■ **Objective**
Among the lines listed below, count those that include the string "Zähler", and state only the count.

■ **Data rows**
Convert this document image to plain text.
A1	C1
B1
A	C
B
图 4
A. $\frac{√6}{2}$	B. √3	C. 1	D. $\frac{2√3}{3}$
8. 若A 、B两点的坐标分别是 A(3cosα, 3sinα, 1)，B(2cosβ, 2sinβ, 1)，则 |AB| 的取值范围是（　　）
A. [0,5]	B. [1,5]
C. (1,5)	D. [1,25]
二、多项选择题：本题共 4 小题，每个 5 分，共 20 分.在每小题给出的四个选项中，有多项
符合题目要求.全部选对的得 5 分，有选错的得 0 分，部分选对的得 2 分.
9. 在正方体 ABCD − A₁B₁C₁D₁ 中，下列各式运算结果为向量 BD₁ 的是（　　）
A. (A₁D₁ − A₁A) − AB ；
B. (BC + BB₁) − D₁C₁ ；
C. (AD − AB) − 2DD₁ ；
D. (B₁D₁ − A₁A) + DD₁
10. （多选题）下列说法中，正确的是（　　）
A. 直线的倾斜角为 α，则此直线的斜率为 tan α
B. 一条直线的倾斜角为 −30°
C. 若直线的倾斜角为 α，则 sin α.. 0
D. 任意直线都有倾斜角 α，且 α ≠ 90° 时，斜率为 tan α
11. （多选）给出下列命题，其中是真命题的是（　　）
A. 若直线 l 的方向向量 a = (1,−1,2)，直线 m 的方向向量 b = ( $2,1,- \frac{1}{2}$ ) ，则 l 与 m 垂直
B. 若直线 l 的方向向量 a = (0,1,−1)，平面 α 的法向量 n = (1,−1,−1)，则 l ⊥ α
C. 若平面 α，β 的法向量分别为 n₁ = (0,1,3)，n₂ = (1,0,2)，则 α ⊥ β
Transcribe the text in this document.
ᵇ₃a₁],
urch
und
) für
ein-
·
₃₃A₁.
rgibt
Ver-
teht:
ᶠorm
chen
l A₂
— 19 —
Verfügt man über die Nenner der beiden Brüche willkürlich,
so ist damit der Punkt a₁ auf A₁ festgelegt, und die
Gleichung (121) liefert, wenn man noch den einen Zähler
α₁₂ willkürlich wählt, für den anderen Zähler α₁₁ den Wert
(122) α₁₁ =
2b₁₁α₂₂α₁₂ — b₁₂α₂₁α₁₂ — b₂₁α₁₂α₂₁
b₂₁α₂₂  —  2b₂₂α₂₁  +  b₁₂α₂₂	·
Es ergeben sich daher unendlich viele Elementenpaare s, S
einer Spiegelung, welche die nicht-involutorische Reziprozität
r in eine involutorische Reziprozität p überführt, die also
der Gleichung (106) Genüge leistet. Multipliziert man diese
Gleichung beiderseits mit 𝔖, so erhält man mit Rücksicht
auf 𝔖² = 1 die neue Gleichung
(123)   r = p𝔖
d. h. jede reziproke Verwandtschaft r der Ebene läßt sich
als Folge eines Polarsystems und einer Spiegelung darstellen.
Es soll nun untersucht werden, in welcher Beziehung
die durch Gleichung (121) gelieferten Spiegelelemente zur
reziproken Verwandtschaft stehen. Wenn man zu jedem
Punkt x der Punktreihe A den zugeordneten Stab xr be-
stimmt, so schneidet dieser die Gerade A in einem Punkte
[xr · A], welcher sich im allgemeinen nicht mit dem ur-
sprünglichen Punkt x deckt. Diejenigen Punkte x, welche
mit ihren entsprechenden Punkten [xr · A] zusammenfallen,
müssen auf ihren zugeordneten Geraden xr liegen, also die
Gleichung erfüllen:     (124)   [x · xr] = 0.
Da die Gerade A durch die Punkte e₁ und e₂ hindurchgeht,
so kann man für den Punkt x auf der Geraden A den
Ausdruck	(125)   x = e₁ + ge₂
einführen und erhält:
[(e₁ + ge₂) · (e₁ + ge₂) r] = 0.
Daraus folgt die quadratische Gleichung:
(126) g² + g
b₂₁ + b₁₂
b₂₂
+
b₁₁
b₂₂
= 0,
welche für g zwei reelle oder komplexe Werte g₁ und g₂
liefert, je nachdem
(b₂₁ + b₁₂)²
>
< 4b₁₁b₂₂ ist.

■ **Expected output**
2